┏━━

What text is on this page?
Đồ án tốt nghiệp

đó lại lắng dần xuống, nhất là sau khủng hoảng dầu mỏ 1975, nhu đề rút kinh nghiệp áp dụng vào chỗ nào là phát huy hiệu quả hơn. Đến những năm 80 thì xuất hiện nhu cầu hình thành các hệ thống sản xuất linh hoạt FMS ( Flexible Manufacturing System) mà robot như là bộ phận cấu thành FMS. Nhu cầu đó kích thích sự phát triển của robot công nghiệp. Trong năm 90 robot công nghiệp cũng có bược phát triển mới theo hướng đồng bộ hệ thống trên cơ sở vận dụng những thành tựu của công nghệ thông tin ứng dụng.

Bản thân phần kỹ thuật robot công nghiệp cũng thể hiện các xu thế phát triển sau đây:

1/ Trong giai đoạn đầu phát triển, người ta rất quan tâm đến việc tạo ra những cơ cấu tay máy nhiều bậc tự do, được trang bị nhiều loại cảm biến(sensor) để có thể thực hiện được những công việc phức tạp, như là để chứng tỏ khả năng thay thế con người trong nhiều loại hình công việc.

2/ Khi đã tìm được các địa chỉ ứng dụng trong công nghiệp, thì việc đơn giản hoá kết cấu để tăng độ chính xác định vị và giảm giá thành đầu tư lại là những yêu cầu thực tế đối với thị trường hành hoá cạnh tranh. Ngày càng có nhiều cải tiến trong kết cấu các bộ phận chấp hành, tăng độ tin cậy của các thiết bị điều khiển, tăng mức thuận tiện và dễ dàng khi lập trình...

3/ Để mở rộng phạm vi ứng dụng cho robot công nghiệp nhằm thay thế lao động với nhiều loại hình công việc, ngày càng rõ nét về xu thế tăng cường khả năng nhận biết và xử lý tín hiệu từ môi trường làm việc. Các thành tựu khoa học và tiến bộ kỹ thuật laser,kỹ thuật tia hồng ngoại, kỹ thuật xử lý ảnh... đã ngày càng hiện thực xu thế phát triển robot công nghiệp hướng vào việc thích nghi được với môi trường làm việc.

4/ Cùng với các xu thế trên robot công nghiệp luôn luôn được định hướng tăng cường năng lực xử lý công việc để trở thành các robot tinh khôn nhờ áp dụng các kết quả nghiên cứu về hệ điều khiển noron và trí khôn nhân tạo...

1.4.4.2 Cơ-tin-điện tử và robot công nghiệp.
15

┗━━

- **What is required**
Reproduce all data above, unchanged.

- **Output**
What text is on this page?
Đồ án tốt nghiệp

đó lại lắng dần xuống, nhất là sau khủng hoảng dầu mỏ 1975, nhu đề rút kinh nghiệp áp dụng vào chỗ nào là phát huy hiệu quả hơn. Đến những năm 80 thì xuất hiện nhu cầu hình thành các hệ thống sản xuất linh hoạt FMS ( Flexible Manufacturing System) mà robot như là bộ phận cấu thành FMS. Nhu cầu đó kích thích sự phát triển của robot công nghiệp. Trong năm 90 robot công nghiệp cũng có bược phát triển mới theo hướng đồng bộ hệ thống trên cơ sở vận dụng những thành tựu của công nghệ thông tin ứng dụng.

Bản thân phần kỹ thuật robot công nghiệp cũng thể hiện các xu thế phát triển sau đây:

1/ Trong giai đoạn đầu phát triển, người ta rất quan tâm đến việc tạo ra những cơ cấu tay máy nhiều bậc tự do, được trang bị nhiều loại cảm biến(sensor) để có thể thực hiện được những công việc phức tạp, như là để chứng tỏ khả năng thay thế con người trong nhiều loại hình công việc.

2/ Khi đã tìm được các địa chỉ ứng dụng trong công nghiệp, thì việc đơn giản hoá kết cấu để tăng độ chính xác định vị và giảm giá thành đầu tư lại là những yêu cầu thực tế đối với thị trường hành hoá cạnh tranh. Ngày càng có nhiều cải tiến trong kết cấu các bộ phận chấp hành, tăng độ tin cậy của các thiết bị điều khiển, tăng mức thuận tiện và dễ dàng khi lập trình...

3/ Để mở rộng phạm vi ứng dụng cho robot công nghiệp nhằm thay thế lao động với nhiều loại hình công việc, ngày càng rõ nét về xu thế tăng cường khả năng nhận biết và xử lý tín hiệu từ môi trường làm việc. Các thành tựu khoa học và tiến bộ kỹ thuật laser,kỹ thuật tia hồng ngoại, kỹ thuật xử lý ảnh... đã ngày càng hiện thực xu thế phát triển robot công nghiệp hướng vào việc thích nghi được với môi trường làm việc.

4/ Cùng với các xu thế trên robot công nghiệp luôn luôn được định hướng tăng cường năng lực xử lý công việc để trở thành các robot tinh khôn nhờ áp dụng các kết quả nghiên cứu về hệ điều khiển noron và trí khôn nhân tạo...

1.4.4.2 Cơ-tin-điện tử và robot công nghiệp.
15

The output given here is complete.